Items from a data source:
________________

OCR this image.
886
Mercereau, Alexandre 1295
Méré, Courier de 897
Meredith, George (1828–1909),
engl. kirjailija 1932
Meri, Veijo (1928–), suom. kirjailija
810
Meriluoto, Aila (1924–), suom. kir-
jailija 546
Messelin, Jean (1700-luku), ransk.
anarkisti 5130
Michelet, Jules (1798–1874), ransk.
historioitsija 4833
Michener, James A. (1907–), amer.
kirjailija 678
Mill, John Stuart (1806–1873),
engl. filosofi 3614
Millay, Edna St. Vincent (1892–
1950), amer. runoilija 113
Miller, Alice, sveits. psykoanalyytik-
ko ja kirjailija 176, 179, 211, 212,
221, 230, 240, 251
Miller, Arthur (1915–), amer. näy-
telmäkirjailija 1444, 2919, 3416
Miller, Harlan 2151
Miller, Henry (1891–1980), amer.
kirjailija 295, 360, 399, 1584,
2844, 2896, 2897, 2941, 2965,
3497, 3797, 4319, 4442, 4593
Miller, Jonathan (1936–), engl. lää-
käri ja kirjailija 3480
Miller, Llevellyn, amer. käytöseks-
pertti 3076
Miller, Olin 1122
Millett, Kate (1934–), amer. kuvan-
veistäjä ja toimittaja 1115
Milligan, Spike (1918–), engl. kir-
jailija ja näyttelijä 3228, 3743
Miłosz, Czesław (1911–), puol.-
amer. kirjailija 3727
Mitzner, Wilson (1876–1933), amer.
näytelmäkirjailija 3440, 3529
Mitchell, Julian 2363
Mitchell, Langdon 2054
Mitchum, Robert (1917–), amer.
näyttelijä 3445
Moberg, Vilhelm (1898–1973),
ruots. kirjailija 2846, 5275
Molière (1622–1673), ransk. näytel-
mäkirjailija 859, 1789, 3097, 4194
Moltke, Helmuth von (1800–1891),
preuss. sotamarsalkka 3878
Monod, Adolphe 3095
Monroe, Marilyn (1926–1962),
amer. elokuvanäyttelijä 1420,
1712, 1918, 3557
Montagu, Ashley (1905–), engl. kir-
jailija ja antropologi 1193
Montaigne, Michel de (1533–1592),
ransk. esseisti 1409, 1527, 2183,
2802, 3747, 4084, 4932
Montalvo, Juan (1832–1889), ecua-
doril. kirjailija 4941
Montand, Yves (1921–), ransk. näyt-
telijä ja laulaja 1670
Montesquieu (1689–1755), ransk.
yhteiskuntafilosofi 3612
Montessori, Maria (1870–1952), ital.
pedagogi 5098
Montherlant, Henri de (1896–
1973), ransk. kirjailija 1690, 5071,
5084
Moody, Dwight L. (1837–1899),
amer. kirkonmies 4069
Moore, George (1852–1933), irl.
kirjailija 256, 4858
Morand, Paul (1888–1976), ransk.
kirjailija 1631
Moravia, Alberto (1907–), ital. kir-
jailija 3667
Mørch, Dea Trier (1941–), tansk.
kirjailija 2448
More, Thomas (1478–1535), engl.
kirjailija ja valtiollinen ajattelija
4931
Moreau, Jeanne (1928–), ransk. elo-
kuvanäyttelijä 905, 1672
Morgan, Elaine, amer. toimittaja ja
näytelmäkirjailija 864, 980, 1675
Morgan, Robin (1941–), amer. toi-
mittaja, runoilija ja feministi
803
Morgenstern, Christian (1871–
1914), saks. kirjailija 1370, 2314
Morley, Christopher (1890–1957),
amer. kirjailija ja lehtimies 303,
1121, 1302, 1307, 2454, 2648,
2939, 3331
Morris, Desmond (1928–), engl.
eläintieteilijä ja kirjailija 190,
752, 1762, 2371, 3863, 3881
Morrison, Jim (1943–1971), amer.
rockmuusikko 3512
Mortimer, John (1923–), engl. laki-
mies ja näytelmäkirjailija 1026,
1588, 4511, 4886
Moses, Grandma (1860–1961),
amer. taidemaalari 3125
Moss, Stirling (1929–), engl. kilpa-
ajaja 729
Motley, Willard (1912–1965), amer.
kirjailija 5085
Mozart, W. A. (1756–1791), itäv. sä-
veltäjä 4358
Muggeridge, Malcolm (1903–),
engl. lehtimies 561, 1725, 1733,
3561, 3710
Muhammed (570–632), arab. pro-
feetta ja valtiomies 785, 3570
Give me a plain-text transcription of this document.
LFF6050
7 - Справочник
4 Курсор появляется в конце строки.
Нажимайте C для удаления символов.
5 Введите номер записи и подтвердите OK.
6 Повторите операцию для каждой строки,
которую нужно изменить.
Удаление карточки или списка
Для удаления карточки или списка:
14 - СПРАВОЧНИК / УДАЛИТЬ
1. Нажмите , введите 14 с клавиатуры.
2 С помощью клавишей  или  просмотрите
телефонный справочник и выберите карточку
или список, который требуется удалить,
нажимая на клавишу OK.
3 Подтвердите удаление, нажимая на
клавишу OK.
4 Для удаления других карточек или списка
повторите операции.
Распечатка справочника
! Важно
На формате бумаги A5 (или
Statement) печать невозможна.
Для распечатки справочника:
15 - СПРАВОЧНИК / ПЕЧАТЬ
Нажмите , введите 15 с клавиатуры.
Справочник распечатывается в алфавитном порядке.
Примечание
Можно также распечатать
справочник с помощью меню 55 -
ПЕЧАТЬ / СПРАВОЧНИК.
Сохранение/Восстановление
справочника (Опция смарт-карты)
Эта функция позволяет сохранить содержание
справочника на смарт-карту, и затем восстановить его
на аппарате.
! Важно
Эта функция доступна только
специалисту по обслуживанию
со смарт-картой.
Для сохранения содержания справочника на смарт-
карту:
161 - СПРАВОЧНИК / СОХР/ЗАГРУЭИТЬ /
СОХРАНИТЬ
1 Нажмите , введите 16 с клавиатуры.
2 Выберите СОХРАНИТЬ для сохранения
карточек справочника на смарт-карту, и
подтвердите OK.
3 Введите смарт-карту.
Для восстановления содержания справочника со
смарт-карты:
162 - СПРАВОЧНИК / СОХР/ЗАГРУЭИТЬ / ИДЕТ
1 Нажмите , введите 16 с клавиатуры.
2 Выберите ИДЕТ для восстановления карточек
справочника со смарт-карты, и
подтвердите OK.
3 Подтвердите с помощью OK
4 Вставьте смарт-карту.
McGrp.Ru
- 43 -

________________

- [PROBLEM DESCRIPTION]
Output only the lines running from the line with "Give me a plain-text" through the final line of the data, inclusive.

- [ANSWER FOR THIS EXERCISE]
Give me a plain-text transcription of this document.
LFF6050
7 - Справочник
4 Курсор появляется в конце строки.
Нажимайте C для удаления символов.
5 Введите номер записи и подтвердите OK.
6 Повторите операцию для каждой строки,
которую нужно изменить.
Удаление карточки или списка
Для удаления карточки или списка:
14 - СПРАВОЧНИК / УДАЛИТЬ
1. Нажмите , введите 14 с клавиатуры.
2 С помощью клавишей  или  просмотрите
телефонный справочник и выберите карточку
или список, который требуется удалить,
нажимая на клавишу OK.
3 Подтвердите удаление, нажимая на
клавишу OK.
4 Для удаления других карточек или списка
повторите операции.
Распечатка справочника
! Важно
На формате бумаги A5 (или
Statement) печать невозможна.
Для распечатки справочника:
15 - СПРАВОЧНИК / ПЕЧАТЬ
Нажмите , введите 15 с клавиатуры.
Справочник распечатывается в алфавитном порядке.
Примечание
Можно также распечатать
справочник с помощью меню 55 -
ПЕЧАТЬ / СПРАВОЧНИК.
Сохранение/Восстановление
справочника (Опция смарт-карты)
Эта функция позволяет сохранить содержание
справочника на смарт-карту, и затем восстановить его
на аппарате.
! Важно
Эта функция доступна только
специалисту по обслуживанию
со смарт-картой.
Для сохранения содержания справочника на смарт-
карту:
161 - СПРАВОЧНИК / СОХР/ЗАГРУЭИТЬ /
СОХРАНИТЬ
1 Нажмите , введите 16 с клавиатуры.
2 Выберите СОХРАНИТЬ для сохранения
карточек справочника на смарт-карту, и
подтвердите OK.
3 Введите смарт-карту.
Для восстановления содержания справочника со
смарт-карты:
162 - СПРАВОЧНИК / СОХР/ЗАГРУЭИТЬ / ИДЕТ
1 Нажмите , введите 16 с клавиатуры.
2 Выберите ИДЕТ для восстановления карточек
справочника со смарт-карты, и
подтвердите OK.
3 Подтвердите с помощью OK
4 Вставьте смарт-карту.
McGrp.Ru
- 43 -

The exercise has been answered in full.